▶ [WHAT THE TASK REQUIRES] Extract the complete listing and output it unchanged.

## Start EXERCISE MATERIAL

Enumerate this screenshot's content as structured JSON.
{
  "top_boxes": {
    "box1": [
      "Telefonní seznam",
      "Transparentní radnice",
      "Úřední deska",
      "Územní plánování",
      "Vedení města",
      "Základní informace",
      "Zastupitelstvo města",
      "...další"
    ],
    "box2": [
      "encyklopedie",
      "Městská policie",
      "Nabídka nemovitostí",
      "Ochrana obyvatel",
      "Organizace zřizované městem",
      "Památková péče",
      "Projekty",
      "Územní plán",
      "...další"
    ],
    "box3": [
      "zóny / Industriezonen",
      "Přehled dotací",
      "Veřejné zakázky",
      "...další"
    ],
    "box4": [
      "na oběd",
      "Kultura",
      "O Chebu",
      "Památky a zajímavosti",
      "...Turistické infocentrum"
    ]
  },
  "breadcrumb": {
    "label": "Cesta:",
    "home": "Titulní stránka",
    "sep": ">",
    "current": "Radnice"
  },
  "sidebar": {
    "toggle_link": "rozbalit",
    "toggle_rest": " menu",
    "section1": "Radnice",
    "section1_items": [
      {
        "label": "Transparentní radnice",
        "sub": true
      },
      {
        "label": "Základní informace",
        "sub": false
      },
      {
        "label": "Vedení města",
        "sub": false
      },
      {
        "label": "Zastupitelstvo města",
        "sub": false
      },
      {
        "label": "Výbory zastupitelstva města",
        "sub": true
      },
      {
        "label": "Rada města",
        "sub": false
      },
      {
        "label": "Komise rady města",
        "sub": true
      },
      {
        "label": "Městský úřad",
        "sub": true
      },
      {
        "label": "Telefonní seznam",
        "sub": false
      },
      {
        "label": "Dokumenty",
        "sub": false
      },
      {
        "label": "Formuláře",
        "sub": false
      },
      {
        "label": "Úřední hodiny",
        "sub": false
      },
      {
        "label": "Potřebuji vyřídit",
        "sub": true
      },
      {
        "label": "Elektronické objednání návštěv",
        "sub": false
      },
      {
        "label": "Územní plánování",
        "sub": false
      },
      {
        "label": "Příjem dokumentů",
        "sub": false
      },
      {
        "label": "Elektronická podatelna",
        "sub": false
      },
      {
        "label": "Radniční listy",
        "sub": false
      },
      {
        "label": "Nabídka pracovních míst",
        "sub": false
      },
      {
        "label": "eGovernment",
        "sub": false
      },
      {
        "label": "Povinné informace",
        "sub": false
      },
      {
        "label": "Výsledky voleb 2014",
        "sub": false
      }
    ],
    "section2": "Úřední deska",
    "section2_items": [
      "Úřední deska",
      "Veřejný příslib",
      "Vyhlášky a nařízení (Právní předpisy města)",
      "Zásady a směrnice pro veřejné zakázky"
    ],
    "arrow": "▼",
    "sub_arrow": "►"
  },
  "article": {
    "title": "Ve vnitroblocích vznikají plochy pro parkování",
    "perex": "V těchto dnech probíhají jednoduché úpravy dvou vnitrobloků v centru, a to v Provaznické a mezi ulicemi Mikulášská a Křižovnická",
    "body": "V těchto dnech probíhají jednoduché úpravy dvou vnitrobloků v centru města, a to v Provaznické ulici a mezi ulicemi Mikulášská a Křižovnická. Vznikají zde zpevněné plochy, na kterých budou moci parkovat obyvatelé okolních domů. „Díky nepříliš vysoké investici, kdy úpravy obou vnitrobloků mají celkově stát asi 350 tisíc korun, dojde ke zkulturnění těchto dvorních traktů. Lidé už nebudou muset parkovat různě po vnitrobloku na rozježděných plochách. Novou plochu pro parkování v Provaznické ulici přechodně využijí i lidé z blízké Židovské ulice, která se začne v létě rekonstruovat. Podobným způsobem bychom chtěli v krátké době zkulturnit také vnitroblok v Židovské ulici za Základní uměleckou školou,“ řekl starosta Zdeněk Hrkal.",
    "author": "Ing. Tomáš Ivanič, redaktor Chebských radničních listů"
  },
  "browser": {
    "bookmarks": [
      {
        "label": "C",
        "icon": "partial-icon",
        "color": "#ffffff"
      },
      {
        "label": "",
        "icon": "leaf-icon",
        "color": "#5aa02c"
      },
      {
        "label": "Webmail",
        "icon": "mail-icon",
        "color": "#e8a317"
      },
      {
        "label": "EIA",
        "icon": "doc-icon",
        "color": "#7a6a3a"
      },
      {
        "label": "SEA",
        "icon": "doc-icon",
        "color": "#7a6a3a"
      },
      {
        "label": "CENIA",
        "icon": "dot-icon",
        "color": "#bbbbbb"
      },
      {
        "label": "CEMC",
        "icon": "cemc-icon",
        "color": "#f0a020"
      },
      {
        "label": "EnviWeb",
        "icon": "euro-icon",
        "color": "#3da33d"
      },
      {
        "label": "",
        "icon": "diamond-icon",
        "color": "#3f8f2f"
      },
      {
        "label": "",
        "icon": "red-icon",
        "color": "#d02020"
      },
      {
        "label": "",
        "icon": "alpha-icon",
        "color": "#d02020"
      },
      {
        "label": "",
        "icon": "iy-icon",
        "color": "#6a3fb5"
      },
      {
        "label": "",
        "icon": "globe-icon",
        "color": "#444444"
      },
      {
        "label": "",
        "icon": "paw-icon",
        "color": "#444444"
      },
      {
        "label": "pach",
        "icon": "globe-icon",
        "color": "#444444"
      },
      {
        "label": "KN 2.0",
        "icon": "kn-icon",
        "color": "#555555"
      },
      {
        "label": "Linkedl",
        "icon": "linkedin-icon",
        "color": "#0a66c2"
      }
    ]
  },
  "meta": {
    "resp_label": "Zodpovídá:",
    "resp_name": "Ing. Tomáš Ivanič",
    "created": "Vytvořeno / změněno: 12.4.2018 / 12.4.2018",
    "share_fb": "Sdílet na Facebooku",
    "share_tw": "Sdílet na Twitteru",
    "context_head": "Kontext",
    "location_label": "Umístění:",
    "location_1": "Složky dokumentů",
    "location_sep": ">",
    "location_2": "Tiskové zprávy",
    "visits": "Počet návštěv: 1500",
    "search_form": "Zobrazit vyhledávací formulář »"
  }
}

## End EXERCISE MATERIAL

▶ [EXERCISE RESPONSE]
Enumerate this screenshot's content as structured JSON.
{
  "top_boxes": {
    "box1": [
      "Telefonní seznam",
      "Transparentní radnice",
      "Úřední deska",
      "Územní plánování",
      "Vedení města",
      "Základní informace",
      "Zastupitelstvo města",
      "...další"
    ],
    "box2": [
      "encyklopedie",
      "Městská policie",
      "Nabídka nemovitostí",
      "Ochrana obyvatel",
      "Organizace zřizované městem",
      "Památková péče",
      "Projekty",
      "Územní plán",
      "...další"
    ],
    "box3": [
      "zóny / Industriezonen",
      "Přehled dotací",
      "Veřejné zakázky",
      "...další"
    ],
    "box4": [
      "na oběd",
      "Kultura",
      "O Chebu",
      "Památky a zajímavosti",
      "...Turistické infocentrum"
    ]
  },
  "breadcrumb": {
    "label": "Cesta:",
    "home": "Titulní stránka",
    "sep": ">",
    "current": "Radnice"
  },
  "sidebar": {
    "toggle_link": "rozbalit",
    "toggle_rest": " menu",
    "section1": "Radnice",
    "section1_items": [
      {
        "label": "Transparentní radnice",
        "sub": true
      },
      {
        "label": "Základní informace",
        "sub": false
      },
      {
        "label": "Vedení města",
        "sub": false
      },
      {
        "label": "Zastupitelstvo města",
        "sub": false
      },
      {
        "label": "Výbory zastupitelstva města",
        "sub": true
      },
      {
        "label": "Rada města",
        "sub": false
      },
      {
        "label": "Komise rady města",
        "sub": true
      },
      {
        "label": "Městský úřad",
        "sub": true
      },
      {
        "label": "Telefonní seznam",
        "sub": false
      },
      {
        "label": "Dokumenty",
        "sub": false
      },
      {
        "label": "Formuláře",
        "sub": false
      },
      {
        "label": "Úřední hodiny",
        "sub": false
      },
      {
        "label": "Potřebuji vyřídit",
        "sub": true
      },
      {
        "label": "Elektronické objednání návštěv",
        "sub": false
      },
      {
        "label": "Územní plánování",
        "sub": false
      },
      {
        "label": "Příjem dokumentů",
        "sub": false
      },
      {
        "label": "Elektronická podatelna",
        "sub": false
      },
      {
        "label": "Radniční listy",
        "sub": false
      },
      {
        "label": "Nabídka pracovních míst",
        "sub": false
      },
      {
        "label": "eGovernment",
        "sub": false
      },
      {
        "label": "Povinné informace",
        "sub": false
      },
      {
        "label": "Výsledky voleb 2014",
        "sub": false
      }
    ],
    "section2": "Úřední deska",
    "section2_items": [
      "Úřední deska",
      "Veřejný příslib",
      "Vyhlášky a nařízení (Právní předpisy města)",
      "Zásady a směrnice pro veřejné zakázky"
    ],
    "arrow": "▼",
    "sub_arrow": "►"
  },
  "article": {
    "title": "Ve vnitroblocích vznikají plochy pro parkování",
    "perex": "V těchto dnech probíhají jednoduché úpravy dvou vnitrobloků v centru, a to v Provaznické a mezi ulicemi Mikulášská a Křižovnická",
    "body": "V těchto dnech probíhají jednoduché úpravy dvou vnitrobloků v centru města, a to v Provaznické ulici a mezi ulicemi Mikulášská a Křižovnická. Vznikají zde zpevněné plochy, na kterých budou moci parkovat obyvatelé okolních domů. „Díky nepříliš vysoké investici, kdy úpravy obou vnitrobloků mají celkově stát asi 350 tisíc korun, dojde ke zkulturnění těchto dvorních traktů. Lidé už nebudou muset parkovat různě po vnitrobloku na rozježděných plochách. Novou plochu pro parkování v Provaznické ulici přechodně využijí i lidé z blízké Židovské ulice, která se začne v létě rekonstruovat. Podobným způsobem bychom chtěli v krátké době zkulturnit také vnitroblok v Židovské ulici za Základní uměleckou školou,“ řekl starosta Zdeněk Hrkal.",
    "author": "Ing. Tomáš Ivanič, redaktor Chebských radničních listů"
  },
  "browser": {
    "bookmarks": [
      {
        "label": "C",
        "icon": "partial-icon",
        "color": "#ffffff"
      },
      {
        "label": "",
        "icon": "leaf-icon",
        "color": "#5aa02c"
      },
      {
        "label": "Webmail",
        "icon": "mail-icon",
        "color": "#e8a317"
      },
      {
        "label": "EIA",
        "icon": "doc-icon",
        "color": "#7a6a3a"
      },
      {
        "label": "SEA",
        "icon": "doc-icon",
        "color": "#7a6a3a"
      },
      {
        "label": "CENIA",
        "icon": "dot-icon",
        "color": "#bbbbbb"
      },
      {
        "label": "CEMC",
        "icon": "cemc-icon",
        "color": "#f0a020"
      },
      {
        "label": "EnviWeb",
        "icon": "euro-icon",
        "color": "#3da33d"
      },
      {
        "label": "",
        "icon": "diamond-icon",
        "color": "#3f8f2f"
      },
      {
        "label": "",
        "icon": "red-icon",
        "color": "#d02020"
      },
      {
        "label": "",
        "icon": "alpha-icon",
        "color": "#d02020"
      },
      {
        "label": "",
        "icon": "iy-icon",
        "color": "#6a3fb5"
      },
      {
        "label": "",
        "icon": "globe-icon",
        "color": "#444444"
      },
      {
        "label": "",
        "icon": "paw-icon",
        "color": "#444444"
      },
      {
        "label": "pach",
        "icon": "globe-icon",
        "color": "#444444"
      },
      {
        "label": "KN 2.0",
        "icon": "kn-icon",
        "color": "#555555"
      },
      {
        "label": "Linkedl",
        "icon": "linkedin-icon",
        "color": "#0a66c2"
      }
    ]
  },
  "meta": {
    "resp_label": "Zodpovídá:",
    "resp_name": "Ing. Tomáš Ivanič",
    "created": "Vytvořeno / změněno: 12.4.2018 / 12.4.2018",
    "share_fb": "Sdílet na Facebooku",
    "share_tw": "Sdílet na Twitteru",
    "context_head": "Kontext",
    "location_label": "Umístění:",
    "location_1": "Složky dokumentů",
    "location_sep": ">",
    "location_2": "Tiskové zprávy",
    "visits": "Počet návštěv: 1500",
    "search_form": "Zobrazit vyhledávací formulář »"
  }
}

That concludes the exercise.